Saved entries
..............................
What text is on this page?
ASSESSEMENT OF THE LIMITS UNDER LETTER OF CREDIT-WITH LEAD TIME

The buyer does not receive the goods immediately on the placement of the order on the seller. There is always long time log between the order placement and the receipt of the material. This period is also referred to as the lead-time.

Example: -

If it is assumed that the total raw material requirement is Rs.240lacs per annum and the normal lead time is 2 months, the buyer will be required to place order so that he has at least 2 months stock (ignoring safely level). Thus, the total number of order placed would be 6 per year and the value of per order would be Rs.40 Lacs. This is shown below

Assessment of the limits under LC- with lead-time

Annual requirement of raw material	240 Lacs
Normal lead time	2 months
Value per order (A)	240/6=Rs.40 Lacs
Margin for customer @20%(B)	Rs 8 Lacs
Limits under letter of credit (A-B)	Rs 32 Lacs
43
..............................
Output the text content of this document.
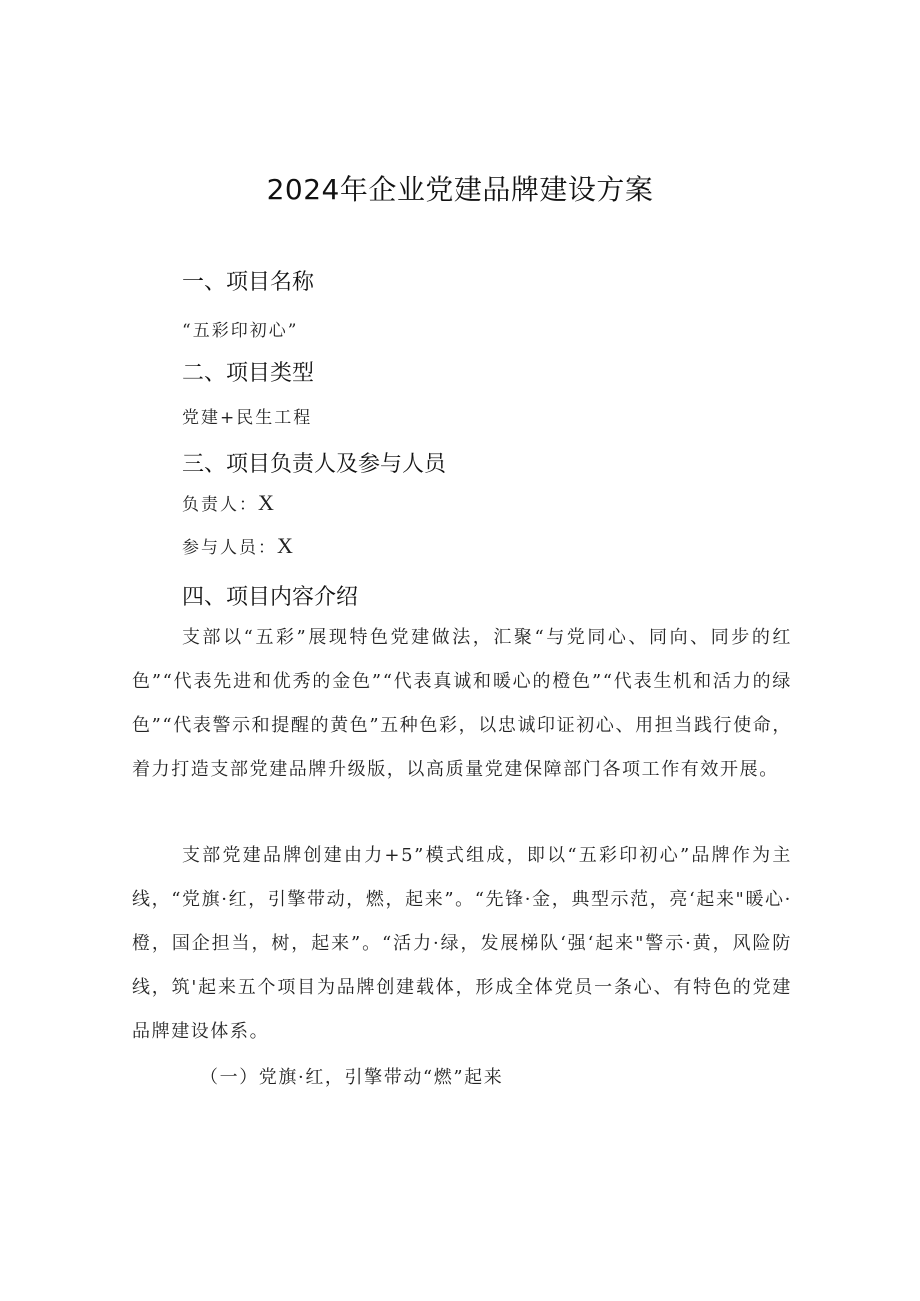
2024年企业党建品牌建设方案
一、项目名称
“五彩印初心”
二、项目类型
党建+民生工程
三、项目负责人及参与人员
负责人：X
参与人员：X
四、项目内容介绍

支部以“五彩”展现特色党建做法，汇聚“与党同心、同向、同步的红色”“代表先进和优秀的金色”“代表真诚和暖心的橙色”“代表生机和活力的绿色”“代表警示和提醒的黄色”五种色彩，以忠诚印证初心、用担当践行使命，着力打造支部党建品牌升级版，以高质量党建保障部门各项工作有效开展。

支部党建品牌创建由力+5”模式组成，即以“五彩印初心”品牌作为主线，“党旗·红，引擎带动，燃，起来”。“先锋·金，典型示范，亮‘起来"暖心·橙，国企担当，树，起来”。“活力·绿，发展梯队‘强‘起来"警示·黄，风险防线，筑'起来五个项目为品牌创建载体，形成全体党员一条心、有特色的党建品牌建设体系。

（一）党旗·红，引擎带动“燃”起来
..............................
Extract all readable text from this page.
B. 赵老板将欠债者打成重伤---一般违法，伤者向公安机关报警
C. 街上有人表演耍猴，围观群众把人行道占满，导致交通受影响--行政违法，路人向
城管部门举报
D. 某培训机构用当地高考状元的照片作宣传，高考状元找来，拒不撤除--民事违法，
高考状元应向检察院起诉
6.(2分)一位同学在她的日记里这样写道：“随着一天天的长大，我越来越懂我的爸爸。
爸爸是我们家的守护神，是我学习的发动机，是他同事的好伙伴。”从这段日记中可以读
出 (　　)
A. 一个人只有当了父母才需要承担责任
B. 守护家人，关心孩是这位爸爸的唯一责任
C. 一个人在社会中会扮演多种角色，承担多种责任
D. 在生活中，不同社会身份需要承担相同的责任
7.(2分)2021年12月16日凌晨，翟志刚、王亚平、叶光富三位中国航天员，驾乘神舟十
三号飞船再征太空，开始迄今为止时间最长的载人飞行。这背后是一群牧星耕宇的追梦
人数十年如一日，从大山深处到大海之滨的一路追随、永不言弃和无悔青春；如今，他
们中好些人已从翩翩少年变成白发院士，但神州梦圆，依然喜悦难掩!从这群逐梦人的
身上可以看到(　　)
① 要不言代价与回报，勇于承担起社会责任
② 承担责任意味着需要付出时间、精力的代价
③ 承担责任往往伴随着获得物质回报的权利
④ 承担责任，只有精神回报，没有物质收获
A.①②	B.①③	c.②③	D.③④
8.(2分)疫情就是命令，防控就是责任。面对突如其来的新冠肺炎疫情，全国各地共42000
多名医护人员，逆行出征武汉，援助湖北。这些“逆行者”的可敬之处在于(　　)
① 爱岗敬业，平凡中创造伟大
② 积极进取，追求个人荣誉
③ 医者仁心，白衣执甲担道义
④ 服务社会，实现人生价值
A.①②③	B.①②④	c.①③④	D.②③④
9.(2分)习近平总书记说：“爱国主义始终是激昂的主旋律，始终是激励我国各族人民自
..............................
Task to complete -> Select the lines that carry the string "months" and copy them.

Written response ->
If it is assumed that the total raw material requirement is Rs.240lacs per annum and the normal lead time is 2 months, the buyer will be required to place order so that he has at least 2 months stock (ignoring safely level). Thus, the total number of order placed would be 6 per year and the value of per order would be Rs.40 Lacs. This is shown below
Normal lead time	2 months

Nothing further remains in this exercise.